● **Excerpt to read**
Detecting Hidden ML Training With Zero-Overhead Telemetry

Source: arXiv:2606.19262 · Published 2026-06-17 · By Robi Rahman, Sabiha Tajdari

TL;DR

The paper addresses the critical problem of reliably detecting when GPUs are executing ML training workloads versus inference or non-ML computations using only zero-overhead, privacy-preserving telemetry signals available from NVIDIA Management Library (NVML). This is an important foundational capability for proposals in AI compute governance that require monitoring, auditing, or restricting training runs above certain compute thresholds. The authors develop a random forest classifier leveraging 9 physical telemetry signals (power draw, temperature, utilization, clocks, PCIe traffic) sampled at 1 Hz with no runtime overhead or access to sensitive application data. They conduct extensive data collection across 9 GPU models spanning 4 architecture generations and over 1600 workload runs totaling roughly 117 GPU-hours. To evaluate robustness, they implement 20 families of adversarial evasion strategies evolving over 5 rounds of monitor–evader iteration. The hardened classifier achieves 98.2% accuracy on non-adversarial data, generalizes well to unseen hardware, and maintains detection rates between 43% and 87% against the most challenging unseen white-box evasion attacks. Their results demonstrate that content-agnostic, low-cost hardware telemetry is sufficient to detect hidden ML training workloads at scale with high accuracy and defend against sophisticated evasion attempts, thus providing a practical foundation for enforceable AI governance mechanisms.

● **Exercises to complete**
1. In the summary of the paper on detecting hidden ML training, what accuracy does the hardened classifier reach on non-adversarial data?
2. Extend the summary of the paper on detecting hidden ML training, starting after its final sentence.

● **Supplied material**
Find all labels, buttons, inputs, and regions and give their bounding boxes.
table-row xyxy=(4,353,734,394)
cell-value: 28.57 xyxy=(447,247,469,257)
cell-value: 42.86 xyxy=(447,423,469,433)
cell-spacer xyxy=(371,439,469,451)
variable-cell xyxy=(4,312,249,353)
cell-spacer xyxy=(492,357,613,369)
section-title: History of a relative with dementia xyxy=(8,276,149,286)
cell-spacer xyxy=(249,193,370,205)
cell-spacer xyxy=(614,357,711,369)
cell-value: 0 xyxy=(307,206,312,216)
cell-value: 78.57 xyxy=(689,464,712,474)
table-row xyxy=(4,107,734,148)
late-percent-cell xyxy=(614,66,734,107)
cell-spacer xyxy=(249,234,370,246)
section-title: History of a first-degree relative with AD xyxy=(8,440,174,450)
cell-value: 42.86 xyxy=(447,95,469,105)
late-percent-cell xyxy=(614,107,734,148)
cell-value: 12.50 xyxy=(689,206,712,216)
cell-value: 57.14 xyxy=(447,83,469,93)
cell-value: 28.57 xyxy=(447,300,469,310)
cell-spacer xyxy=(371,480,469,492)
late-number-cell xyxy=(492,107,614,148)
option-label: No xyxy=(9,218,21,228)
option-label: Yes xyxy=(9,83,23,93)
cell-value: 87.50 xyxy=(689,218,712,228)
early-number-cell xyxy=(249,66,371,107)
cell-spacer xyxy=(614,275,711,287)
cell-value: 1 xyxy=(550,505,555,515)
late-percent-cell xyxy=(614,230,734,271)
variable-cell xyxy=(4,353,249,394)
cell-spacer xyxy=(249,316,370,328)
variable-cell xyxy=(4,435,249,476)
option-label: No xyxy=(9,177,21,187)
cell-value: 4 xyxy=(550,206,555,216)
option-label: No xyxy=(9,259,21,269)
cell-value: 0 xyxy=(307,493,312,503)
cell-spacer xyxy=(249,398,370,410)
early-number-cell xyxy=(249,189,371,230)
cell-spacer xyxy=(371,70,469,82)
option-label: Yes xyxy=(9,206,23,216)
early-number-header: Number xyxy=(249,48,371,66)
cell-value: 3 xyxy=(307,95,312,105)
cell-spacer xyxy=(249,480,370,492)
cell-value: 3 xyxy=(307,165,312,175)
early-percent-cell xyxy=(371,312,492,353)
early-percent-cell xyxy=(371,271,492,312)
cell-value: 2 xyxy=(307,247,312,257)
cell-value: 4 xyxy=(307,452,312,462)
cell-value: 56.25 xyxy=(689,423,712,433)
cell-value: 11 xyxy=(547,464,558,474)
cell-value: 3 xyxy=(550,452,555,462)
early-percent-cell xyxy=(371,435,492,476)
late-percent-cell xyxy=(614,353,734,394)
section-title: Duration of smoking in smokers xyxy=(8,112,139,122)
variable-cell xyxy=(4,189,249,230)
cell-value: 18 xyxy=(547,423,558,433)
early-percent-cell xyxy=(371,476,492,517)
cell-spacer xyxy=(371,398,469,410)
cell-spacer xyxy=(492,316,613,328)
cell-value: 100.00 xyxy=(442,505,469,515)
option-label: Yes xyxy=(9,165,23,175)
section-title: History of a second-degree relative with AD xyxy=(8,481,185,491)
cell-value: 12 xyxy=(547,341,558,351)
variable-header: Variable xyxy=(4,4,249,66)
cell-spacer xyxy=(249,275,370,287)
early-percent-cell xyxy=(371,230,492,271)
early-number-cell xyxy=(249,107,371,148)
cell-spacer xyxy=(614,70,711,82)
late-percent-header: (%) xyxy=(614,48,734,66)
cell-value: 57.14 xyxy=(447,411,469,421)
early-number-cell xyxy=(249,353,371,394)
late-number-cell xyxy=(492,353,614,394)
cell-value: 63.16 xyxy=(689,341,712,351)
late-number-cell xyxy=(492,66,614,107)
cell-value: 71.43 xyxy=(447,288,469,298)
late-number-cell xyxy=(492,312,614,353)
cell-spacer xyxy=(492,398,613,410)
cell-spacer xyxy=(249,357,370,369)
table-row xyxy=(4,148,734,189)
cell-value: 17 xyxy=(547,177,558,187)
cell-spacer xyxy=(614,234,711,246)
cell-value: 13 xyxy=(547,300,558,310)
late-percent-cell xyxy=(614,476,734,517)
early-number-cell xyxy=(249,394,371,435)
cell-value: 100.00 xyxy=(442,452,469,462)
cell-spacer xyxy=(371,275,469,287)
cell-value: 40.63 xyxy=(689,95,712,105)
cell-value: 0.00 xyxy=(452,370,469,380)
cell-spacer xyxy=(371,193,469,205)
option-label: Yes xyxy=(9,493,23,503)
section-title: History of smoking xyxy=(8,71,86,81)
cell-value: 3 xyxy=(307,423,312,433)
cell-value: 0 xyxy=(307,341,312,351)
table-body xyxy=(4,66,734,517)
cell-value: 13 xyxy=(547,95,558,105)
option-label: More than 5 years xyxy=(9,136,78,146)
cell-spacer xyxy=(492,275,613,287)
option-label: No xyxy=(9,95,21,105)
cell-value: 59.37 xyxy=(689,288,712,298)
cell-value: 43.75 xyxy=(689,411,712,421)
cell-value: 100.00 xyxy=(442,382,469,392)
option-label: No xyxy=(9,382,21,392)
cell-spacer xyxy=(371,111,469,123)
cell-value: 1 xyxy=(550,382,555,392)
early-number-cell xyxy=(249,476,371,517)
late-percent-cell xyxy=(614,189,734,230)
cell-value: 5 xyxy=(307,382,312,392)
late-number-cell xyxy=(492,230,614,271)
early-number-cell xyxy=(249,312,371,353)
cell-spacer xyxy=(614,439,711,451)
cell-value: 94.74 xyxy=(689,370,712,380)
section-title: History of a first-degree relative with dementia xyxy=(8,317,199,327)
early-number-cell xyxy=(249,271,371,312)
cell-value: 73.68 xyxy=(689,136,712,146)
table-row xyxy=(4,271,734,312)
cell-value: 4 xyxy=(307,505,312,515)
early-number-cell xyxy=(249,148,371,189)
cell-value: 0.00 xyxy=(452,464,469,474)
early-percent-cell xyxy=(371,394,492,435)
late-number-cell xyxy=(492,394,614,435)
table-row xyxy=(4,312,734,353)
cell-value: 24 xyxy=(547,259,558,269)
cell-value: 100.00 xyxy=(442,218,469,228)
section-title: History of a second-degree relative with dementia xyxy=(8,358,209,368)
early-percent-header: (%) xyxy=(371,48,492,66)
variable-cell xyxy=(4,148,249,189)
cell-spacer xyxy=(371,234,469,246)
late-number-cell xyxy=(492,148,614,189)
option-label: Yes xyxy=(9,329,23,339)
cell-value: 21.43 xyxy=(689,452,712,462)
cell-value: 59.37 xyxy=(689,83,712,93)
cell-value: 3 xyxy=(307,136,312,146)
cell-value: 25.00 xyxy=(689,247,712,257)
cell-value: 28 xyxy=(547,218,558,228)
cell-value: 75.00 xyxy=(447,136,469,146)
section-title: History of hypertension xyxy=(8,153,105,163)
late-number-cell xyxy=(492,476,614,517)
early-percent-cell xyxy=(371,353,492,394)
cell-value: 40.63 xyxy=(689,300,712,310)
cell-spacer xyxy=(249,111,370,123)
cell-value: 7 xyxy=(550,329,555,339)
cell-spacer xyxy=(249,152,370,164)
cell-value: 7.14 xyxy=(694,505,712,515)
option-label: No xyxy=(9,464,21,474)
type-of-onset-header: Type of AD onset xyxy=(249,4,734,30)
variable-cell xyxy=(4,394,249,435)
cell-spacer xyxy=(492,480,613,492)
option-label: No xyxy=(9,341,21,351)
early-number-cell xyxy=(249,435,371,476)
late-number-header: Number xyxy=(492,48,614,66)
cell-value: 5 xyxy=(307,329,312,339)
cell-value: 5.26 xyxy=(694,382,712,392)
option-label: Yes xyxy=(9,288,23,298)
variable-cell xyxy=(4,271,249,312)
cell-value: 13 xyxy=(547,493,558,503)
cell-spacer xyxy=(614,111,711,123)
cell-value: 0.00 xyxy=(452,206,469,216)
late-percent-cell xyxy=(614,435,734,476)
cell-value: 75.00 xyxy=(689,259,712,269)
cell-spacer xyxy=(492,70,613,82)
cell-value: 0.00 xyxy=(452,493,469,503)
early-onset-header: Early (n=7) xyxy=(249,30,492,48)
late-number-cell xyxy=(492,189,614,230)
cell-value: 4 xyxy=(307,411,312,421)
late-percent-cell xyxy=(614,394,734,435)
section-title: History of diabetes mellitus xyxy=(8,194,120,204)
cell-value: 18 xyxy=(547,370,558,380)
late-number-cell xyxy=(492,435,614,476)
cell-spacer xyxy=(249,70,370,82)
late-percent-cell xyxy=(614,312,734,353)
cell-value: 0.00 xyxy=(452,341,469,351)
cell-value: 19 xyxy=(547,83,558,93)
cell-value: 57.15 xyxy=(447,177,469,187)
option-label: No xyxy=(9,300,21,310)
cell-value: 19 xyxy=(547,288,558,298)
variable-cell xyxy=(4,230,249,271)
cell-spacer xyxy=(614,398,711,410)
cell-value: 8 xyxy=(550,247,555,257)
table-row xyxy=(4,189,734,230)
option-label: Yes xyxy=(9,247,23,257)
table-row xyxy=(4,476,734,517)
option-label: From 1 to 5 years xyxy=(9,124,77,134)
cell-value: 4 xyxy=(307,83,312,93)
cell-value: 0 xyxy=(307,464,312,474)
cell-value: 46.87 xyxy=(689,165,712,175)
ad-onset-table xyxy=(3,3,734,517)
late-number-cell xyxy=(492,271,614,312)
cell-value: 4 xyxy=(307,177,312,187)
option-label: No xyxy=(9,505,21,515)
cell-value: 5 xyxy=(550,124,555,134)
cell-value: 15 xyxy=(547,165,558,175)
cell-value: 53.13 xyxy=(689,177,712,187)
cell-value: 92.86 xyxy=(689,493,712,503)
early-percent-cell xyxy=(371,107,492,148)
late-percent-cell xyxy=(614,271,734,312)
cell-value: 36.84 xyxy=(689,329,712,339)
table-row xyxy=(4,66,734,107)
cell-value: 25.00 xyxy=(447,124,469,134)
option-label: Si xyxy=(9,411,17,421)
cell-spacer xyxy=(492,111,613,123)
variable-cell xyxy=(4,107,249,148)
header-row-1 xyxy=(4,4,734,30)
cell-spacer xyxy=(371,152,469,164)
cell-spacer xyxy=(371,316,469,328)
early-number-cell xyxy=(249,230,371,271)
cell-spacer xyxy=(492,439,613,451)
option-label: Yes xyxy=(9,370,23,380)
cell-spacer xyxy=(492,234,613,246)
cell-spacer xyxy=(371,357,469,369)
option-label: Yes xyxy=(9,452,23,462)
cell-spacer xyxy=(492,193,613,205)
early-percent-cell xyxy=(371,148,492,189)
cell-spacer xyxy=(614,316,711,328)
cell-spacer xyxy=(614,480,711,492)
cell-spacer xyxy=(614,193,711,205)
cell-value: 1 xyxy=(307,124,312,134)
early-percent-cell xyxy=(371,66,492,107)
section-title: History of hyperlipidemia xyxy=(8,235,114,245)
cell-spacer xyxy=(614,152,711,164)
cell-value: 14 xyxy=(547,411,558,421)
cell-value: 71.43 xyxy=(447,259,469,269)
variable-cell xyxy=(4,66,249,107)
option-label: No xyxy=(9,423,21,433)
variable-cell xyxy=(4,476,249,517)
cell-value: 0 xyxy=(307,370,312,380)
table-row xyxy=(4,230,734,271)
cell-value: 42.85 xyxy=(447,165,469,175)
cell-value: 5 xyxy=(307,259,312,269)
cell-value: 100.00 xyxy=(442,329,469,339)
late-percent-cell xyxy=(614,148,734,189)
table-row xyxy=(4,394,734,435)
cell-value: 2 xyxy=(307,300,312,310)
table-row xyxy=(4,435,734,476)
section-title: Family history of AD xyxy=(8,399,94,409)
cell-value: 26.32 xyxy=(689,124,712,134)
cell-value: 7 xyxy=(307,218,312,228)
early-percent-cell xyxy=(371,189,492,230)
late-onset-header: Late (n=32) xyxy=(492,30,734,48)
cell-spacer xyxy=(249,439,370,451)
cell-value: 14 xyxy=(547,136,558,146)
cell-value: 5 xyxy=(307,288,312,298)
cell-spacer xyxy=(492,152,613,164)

● **Answers to the tasks**
1. 98.2%

2.
Key findings

Random forest classifier achieves 98.2% binary accuracy at detecting ML training vs. inference/non-ML across 9 NVIDIA GPU types (Ampere through Blackwell) using only 9 NVML signals sampled at 1 Hz without runtime overhead.
Leave-one-strategy-out (LOSO) evaluation on 20 families of adversarial evasion strategies yields mean detection accuracy of 95.2% on unseen evasion techniques and 43-87% accuracy against white-box evaders with full classifier knowledge.
Cross-GPU transfer learning generalizes well, achieving 100% accuracy on hold-out GPUs in 8 of 9 models, and ≥99.4% on the remaining model in the LOGO (leave-one-GPU-out) setting.
Multi-GPU distributed training evasion attacks are detected with 99.6%-100% accuracy, outperforming easier-to-hide single-GPU evasion cases.
Adding physics-based features (cumulative energy, power-memory correlation, pre-allocation memory plateau) enables detection of the hardest single-GPU disguises.
Latency analysis shows classifier obtains 98.15% accuracy with 5-second telemetry windows and 98.21% at 30 seconds, enabling near real-time detection.
Iterative adversarial training over 5 rounds hardens classifier against utilization manipulation, memory reduction, training-as-inference dilution, composite evasion strategies, and white-box attacks.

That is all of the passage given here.